The fact that no recruiter or hiring manager at any hip company I wanted to work at cared, it made me bitter for a few years. I really wanted to work for a big tech company for those few years. In truth, I wanted that because I wanted to earn some good money while being fully immersed in the tech world and just focus hardcore on tech. I never got that opportunity (other than FB, which I failed). Focusing hardcore on tech, I did get that by simply studying at VU

Instead, now I work 4 days per week and am mostly working remote living my life as a digital nomad. That's my hack to the question "how do you become rich right now?" If you're single, work 4 days per week and travel. I'm on a Western European salary, so it's doable but I'm not making any savings. Like I said, it's a hack.

And if you're like "we meant computer systems!" Well, it wasn't specified, so I could hack my answer ;-)

I played a lot of hackthebox.eu and I realized that: hacking is a spirit.


I have a theory that some companies have a rage meter on customers on hold. I find that if I yell expletives at the hold music before getting connected to a rep initially, I get connected faster. Usually there’s a brief ring before getting connected to compose yourself :)


I had opposite experience with a health insurance company where it hung up on me. They have so many angry callers that they filter them out when the voice menu fails instead of giving you a person.


My experience with SuddenLink was also similar. Their voice driven menu was so much accent sensitive that my English with Indian Accent was not getting recognized most of the time, & then system was simply disconnected after saying, please try again.


If you have a very oily/stained Tupperware container - put in a drop or two of dishwashing liquid, a little bit of warm water, and a ripped up square of paper towel. Put the lid on and give it a shake for about 20 seconds and the container will be good as new again.

··········

## BRIEF 1
In the life-hacks page, shorten the paragraph beginning "Instead, now I work 4 days per week" and keep its main facts.
## BRIEF 2
Extend the life-hacks page, starting after its final sentence.

··········

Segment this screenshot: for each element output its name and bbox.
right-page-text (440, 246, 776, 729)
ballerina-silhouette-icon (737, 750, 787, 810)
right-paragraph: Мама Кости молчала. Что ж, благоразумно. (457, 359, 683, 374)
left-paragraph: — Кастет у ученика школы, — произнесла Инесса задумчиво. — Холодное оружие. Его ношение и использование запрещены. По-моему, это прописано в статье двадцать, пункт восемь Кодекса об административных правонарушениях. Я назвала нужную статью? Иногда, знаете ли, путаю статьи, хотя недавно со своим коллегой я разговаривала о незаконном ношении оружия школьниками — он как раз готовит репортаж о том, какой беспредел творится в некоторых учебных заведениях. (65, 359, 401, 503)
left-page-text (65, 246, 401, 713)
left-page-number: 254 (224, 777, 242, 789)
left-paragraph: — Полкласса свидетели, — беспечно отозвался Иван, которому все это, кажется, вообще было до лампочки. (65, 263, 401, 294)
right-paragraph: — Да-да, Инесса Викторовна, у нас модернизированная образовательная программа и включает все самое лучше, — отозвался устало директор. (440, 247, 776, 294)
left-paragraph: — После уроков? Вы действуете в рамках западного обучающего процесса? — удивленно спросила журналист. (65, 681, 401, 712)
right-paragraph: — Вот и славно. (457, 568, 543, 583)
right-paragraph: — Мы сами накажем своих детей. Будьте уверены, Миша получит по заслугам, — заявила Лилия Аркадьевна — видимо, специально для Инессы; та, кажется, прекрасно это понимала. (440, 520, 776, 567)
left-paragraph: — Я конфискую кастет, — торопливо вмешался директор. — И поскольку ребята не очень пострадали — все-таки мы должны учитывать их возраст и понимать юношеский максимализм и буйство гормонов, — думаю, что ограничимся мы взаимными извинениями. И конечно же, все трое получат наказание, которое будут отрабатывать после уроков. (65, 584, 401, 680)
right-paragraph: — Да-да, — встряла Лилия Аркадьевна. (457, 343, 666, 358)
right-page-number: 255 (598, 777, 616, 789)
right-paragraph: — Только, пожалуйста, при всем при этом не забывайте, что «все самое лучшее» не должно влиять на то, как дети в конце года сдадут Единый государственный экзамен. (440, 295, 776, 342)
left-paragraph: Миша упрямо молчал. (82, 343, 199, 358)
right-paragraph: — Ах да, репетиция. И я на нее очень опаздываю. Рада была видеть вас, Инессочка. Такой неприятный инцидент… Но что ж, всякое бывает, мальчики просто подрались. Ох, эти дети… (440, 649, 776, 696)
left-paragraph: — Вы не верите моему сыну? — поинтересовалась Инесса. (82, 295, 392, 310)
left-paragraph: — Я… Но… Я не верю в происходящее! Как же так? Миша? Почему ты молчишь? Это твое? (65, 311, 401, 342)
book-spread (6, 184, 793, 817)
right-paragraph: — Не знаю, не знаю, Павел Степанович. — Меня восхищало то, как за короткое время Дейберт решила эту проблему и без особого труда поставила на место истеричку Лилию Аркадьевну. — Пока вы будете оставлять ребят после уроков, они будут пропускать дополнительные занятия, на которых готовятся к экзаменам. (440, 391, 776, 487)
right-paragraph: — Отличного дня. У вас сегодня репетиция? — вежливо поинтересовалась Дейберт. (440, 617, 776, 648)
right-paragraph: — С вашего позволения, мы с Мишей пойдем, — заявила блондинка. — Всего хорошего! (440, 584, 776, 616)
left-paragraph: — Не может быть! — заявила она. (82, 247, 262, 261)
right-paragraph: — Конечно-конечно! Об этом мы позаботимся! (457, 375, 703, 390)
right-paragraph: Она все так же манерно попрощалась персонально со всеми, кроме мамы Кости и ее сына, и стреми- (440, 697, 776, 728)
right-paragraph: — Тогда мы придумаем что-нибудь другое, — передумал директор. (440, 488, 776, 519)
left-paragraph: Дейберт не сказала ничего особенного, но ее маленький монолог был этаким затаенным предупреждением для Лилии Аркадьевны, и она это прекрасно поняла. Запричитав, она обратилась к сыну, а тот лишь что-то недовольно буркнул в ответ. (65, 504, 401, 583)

··········

## WRITTEN ANSWER 1
Now I work four days a week, mostly remotely, as a digital nomad. That's my hack for getting "rich" right now: if you're single, work four days a week and travel. A Western European salary makes it doable, though I save nothing. It's a hack.

## WRITTEN ANSWER 2
Captured the requests in a flash client used in a 6 hour defensive driving class to skip to the last page. Got my certificate. My friend did the same thing and the company reached out trying to figure out why they were getting all of these database errors...


I hexedited an old Devart DLL that refused to pick up our valid license with the Mono License Compiler to just... not check for a license. I had to find the exact right byte pattern manually then flip the flip 2 of them to a brfalse.0


Worked for a web hosting company. Created a regional routing and fail over mechanism that leveraged the CDN's own cache to store routing information so sites could be dynamical and individually re-routed by the CDN.


MUI = M.U.I. = Minimal User Interaction Delay

https://www.franz-enzenhofer.com/a/gtag-make-faster

it's a hack, not a solution


I rewrote 2,650 lines of C as a seven line shell script. The previous programming team had written a data transfer program with its own implementation of ftp. I just used the one that was already on the computer.


Can you share this script? I'm interested to see how 2,650 lines of C got boiled down to seven lines of shell.


I just wrote

  echo "open $mainframe\

  \nuser $mf_username $mf_password

  \nsite lr=160\

  \ncd ..\

  \nmput \*\

  \nquit" | ftp -i -n -v > $ftp_log 2>&1
The program collected data from the telephone company's Nortel MD110 switches, tidied it up and sent it to their mainframes.


https://github.com/piku/piku

Started as a hack, turned into the standard way of how I deploy all my personal projects, and then some.


Oh, nice surprise. I was checking your project last week. I will try it in a new app we are building.

Great job!


Thanks! I may be fine tuning the installation process on newer Ubuntu/Debian if I have time over the holidays.

(the code is stable, that's why there are no new features, although I do plan to move up from Python 3.5 to whatever is the least common denominator across distros to clean up a few things)


only just remembered this. going back about 20 years. a radio station was having a competition to win $5k. the game was, you had to identify all the song titles hidden in a block of text they read out only once. I worked in a net cafe at the time, so I used one of those digital radio services and recorded the blurb, played it back several times until I got all the answers and fired in the answer using webtext, where I had already pasted in my name and number.

I won the 5k and it bought me my first car.


I was able to copy a c64 cartridge by inserting it crooked and then dumping the memory to floppy disk. Then you could load it and run `sys 32768` to get it to run.


Reverse engineered the proprietary cryptographic hashes used by drivers of a major game console so I could use the devices for digital currency mining.


French hotel in the 90s had unknown phone plugs -> stripped an RJ11 cable and wired the cables into the wall.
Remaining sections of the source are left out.